Dataset entries:
◇ ◇ ◇ ◇
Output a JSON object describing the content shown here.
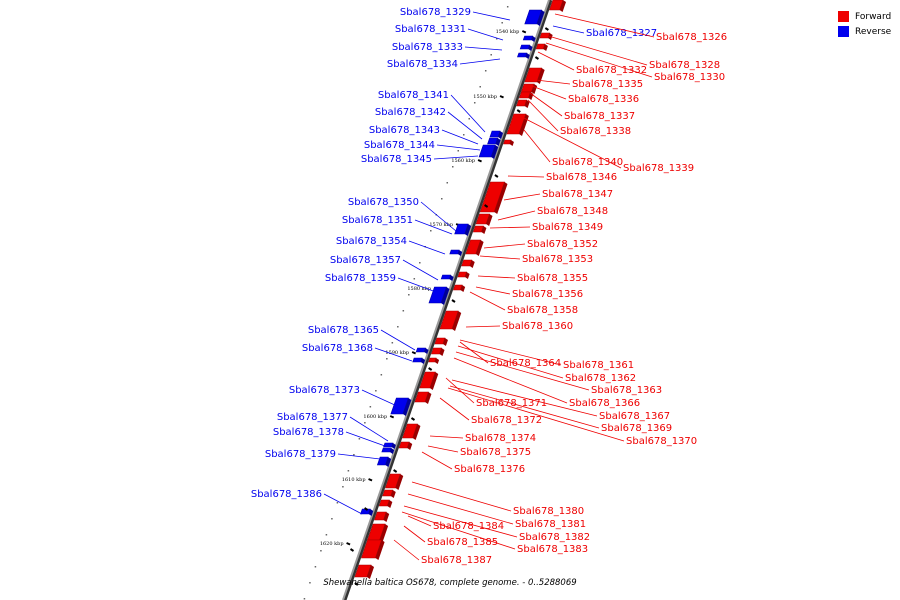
{
  "caption": "Shewanella baltica OS678, complete genome. - 0..5288069",
  "legend": [
    {
      "label": "Forward",
      "color": "#ee0000"
    },
    {
      "label": "Reverse",
      "color": "#0000ee"
    }
  ],
  "colors": {
    "forward": "#ee0000",
    "reverse": "#0000ee",
    "axis": "#777777"
  },
  "ticks": [
    "1540 kbp",
    "1550 kbp",
    "1560 kbp",
    "1570 kbp",
    "1580 kbp",
    "1590 kbp",
    "1600 kbp",
    "1610 kbp",
    "1620 kbp"
  ],
  "reverse_genes": [
    "Sbal678_1329",
    "Sbal678_1331",
    "Sbal678_1333",
    "Sbal678_1334",
    "Sbal678_1341",
    "Sbal678_1342",
    "Sbal678_1343",
    "Sbal678_1344",
    "Sbal678_1345",
    "Sbal678_1350",
    "Sbal678_1351",
    "Sbal678_1354",
    "Sbal678_1357",
    "Sbal678_1359",
    "Sbal678_1365",
    "Sbal678_1368",
    "Sbal678_1373",
    "Sbal678_1377",
    "Sbal678_1378",
    "Sbal678_1379",
    "Sbal678_1386",
    "Sbal678_1327"
  ],
  "forward_genes": [
    "Sbal678_1326",
    "Sbal678_1328",
    "Sbal678_1330",
    "Sbal678_1332",
    "Sbal678_1335",
    "Sbal678_1336",
    "Sbal678_1337",
    "Sbal678_1338",
    "Sbal678_1340",
    "Sbal678_1339",
    "Sbal678_1346",
    "Sbal678_1347",
    "Sbal678_1348",
    "Sbal678_1349",
    "Sbal678_1352",
    "Sbal678_1353",
    "Sbal678_1355",
    "Sbal678_1356",
    "Sbal678_1358",
    "Sbal678_1360",
    "Sbal678_1364",
    "Sbal678_1361",
    "Sbal678_1362",
    "Sbal678_1363",
    "Sbal678_1366",
    "Sbal678_1371",
    "Sbal678_1367",
    "Sbal678_1372",
    "Sbal678_1369",
    "Sbal678_1370",
    "Sbal678_1374",
    "Sbal678_1375",
    "Sbal678_1376",
    "Sbal678_1380",
    "Sbal678_1381",
    "Sbal678_1384",
    "Sbal678_1382",
    "Sbal678_1385",
    "Sbal678_1383",
    "Sbal678_1387"
  ]
}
◇ ◇ ◇ ◇
→ REQUIRED ACTION
Where pictures sit among the data above, omit them, and output the rest exactly.

→ SOLVED EXERCISE
Output a JSON object describing the content shown here.
{
  "caption": "Shewanella baltica OS678, complete genome. - 0..5288069",
  "legend": [
    {
      "label": "Forward",
      "color": "#ee0000"
    },
    {
      "label": "Reverse",
      "color": "#0000ee"
    }
  ],
  "colors": {
    "forward": "#ee0000",
    "reverse": "#0000ee",
    "axis": "#777777"
  },
  "ticks": [
    "1540 kbp",
    "1550 kbp",
    "1560 kbp",
    "1570 kbp",
    "1580 kbp",
    "1590 kbp",
    "1600 kbp",
    "1610 kbp",
    "1620 kbp"
  ],
  "reverse_genes": [
    "Sbal678_1329",
    "Sbal678_1331",
    "Sbal678_1333",
    "Sbal678_1334",
    "Sbal678_1341",
    "Sbal678_1342",
    "Sbal678_1343",
    "Sbal678_1344",
    "Sbal678_1345",
    "Sbal678_1350",
    "Sbal678_1351",
    "Sbal678_1354",
    "Sbal678_1357",
    "Sbal678_1359",
    "Sbal678_1365",
    "Sbal678_1368",
    "Sbal678_1373",
    "Sbal678_1377",
    "Sbal678_1378",
    "Sbal678_1379",
    "Sbal678_1386",
    "Sbal678_1327"
  ],
  "forward_genes": [
    "Sbal678_1326",
    "Sbal678_1328",
    "Sbal678_1330",
    "Sbal678_1332",
    "Sbal678_1335",
    "Sbal678_1336",
    "Sbal678_1337",
    "Sbal678_1338",
    "Sbal678_1340",
    "Sbal678_1339",
    "Sbal678_1346",
    "Sbal678_1347",
    "Sbal678_1348",
    "Sbal678_1349",
    "Sbal678_1352",
    "Sbal678_1353",
    "Sbal678_1355",
    "Sbal678_1356",
    "Sbal678_1358",
    "Sbal678_1360",
    "Sbal678_1364",
    "Sbal678_1361",
    "Sbal678_1362",
    "Sbal678_1363",
    "Sbal678_1366",
    "Sbal678_1371",
    "Sbal678_1367",
    "Sbal678_1372",
    "Sbal678_1369",
    "Sbal678_1370",
    "Sbal678_1374",
    "Sbal678_1375",
    "Sbal678_1376",
    "Sbal678_1380",
    "Sbal678_1381",
    "Sbal678_1384",
    "Sbal678_1382",
    "Sbal678_1385",
    "Sbal678_1383",
    "Sbal678_1387"
  ]
}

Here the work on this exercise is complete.